> _Written exercise_: Whenever a line below holds the word "conveyor", copy that line.

□ □ □ □

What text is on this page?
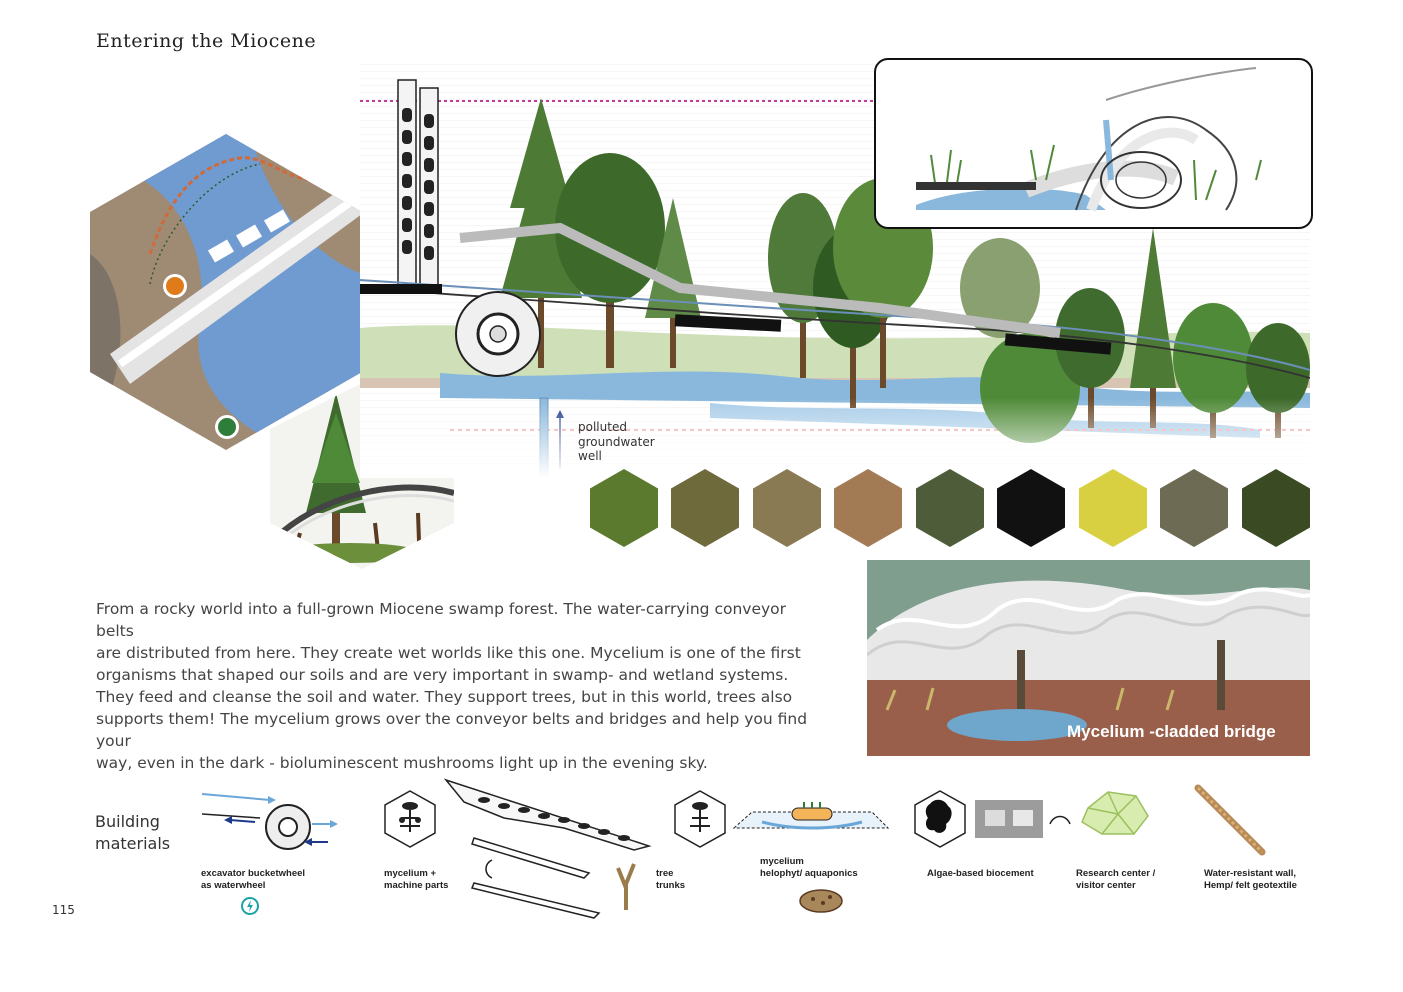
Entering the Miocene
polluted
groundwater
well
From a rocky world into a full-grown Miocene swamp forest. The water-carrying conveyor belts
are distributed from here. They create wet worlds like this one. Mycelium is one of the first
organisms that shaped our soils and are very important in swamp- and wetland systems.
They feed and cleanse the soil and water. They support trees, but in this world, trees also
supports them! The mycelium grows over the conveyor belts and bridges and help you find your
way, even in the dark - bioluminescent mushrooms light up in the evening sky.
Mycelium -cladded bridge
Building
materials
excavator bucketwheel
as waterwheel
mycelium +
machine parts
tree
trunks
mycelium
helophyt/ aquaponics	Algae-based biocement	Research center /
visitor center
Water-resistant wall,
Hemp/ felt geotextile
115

□ □ □ □

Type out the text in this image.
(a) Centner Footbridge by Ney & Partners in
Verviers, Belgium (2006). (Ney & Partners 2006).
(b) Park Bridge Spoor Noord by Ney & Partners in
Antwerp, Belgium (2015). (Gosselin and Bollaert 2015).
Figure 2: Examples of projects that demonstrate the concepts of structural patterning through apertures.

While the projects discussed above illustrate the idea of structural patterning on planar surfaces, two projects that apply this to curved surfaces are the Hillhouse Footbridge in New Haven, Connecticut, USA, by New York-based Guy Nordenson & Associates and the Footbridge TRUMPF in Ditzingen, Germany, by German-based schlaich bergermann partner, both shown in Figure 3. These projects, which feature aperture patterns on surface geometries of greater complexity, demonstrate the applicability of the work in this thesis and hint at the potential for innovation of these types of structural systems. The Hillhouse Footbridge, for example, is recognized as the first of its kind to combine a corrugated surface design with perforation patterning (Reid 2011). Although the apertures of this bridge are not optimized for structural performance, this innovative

□ □ □ □

> _Task response_:
From a rocky world into a full-grown Miocene swamp forest. The water-carrying conveyor belts
supports them! The mycelium grows over the conveyor belts and bridges and help you find your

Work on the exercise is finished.